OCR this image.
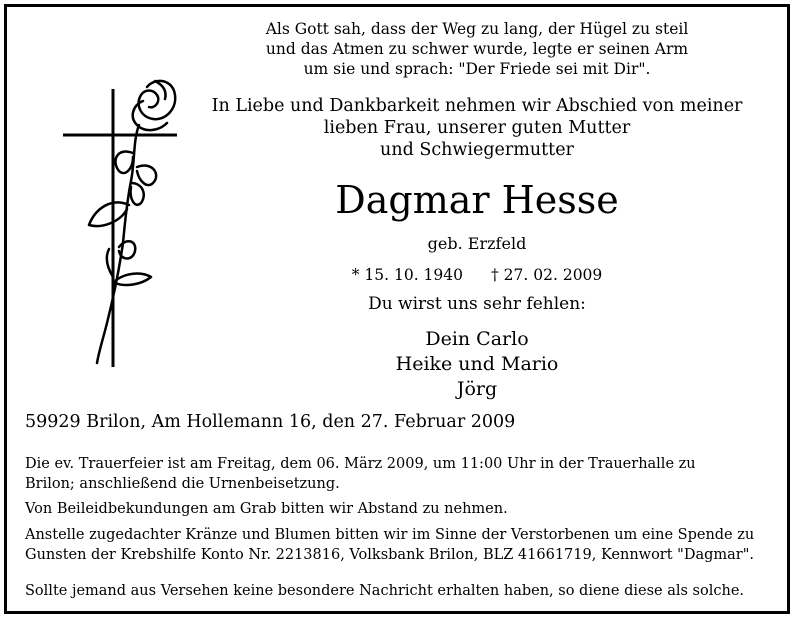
Als Gott sah, dass der Weg zu lang, der Hügel zu steil
und das Atmen zu schwer wurde, legte er seinen Arm
um sie und sprach: "Der Friede sei mit Dir".
In Liebe und Dankbarkeit nehmen wir Abschied von meiner
lieben Frau, unserer guten Mutter
und Schwiegermutter
Dagmar Hesse
geb. Erzfeld
* 15. 10. 1940 † 27. 02. 2009
Du wirst uns sehr fehlen:
Dein Carlo
Heike und Mario
Jörg
59929 Brilon, Am Hollemann 16, den 27. Februar 2009
Die ev. Trauerfeier ist am Freitag, dem 06. März 2009, um 11:00 Uhr in der Trauerhalle zu
Brilon; anschließend die Urnenbeisetzung.
Von Beileidbekundungen am Grab bitten wir Abstand zu nehmen.
Anstelle zugedachter Kränze und Blumen bitten wir im Sinne der Verstorbenen um eine Spende zu
Gunsten der Krebshilfe Konto Nr. 2213816, Volksbank Brilon, BLZ 41661719, Kennwort "Dagmar".
Sollte jemand aus Versehen keine besondere Nachricht erhalten haben, so diene diese als solche.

### INSTRUCTIONS FOR THE TASK
Repeat the material above verbatim. Leave the pictures behind.

### SOLUTION BELOW
OCR this image.
Als Gott sah, dass der Weg zu lang, der Hügel zu steil
und das Atmen zu schwer wurde, legte er seinen Arm
um sie und sprach: "Der Friede sei mit Dir".
In Liebe und Dankbarkeit nehmen wir Abschied von meiner
lieben Frau, unserer guten Mutter
und Schwiegermutter
Dagmar Hesse
geb. Erzfeld
* 15. 10. 1940 † 27. 02. 2009
Du wirst uns sehr fehlen:
Dein Carlo
Heike und Mario
Jörg
59929 Brilon, Am Hollemann 16, den 27. Februar 2009
Die ev. Trauerfeier ist am Freitag, dem 06. März 2009, um 11:00 Uhr in der Trauerhalle zu
Brilon; anschließend die Urnenbeisetzung.
Von Beileidbekundungen am Grab bitten wir Abstand zu nehmen.
Anstelle zugedachter Kränze und Blumen bitten wir im Sinne der Verstorbenen um eine Spende zu
Gunsten der Krebshilfe Konto Nr. 2213816, Volksbank Brilon, BLZ 41661719, Kennwort "Dagmar".
Sollte jemand aus Versehen keine besondere Nachricht erhalten haben, so diene diese als solche.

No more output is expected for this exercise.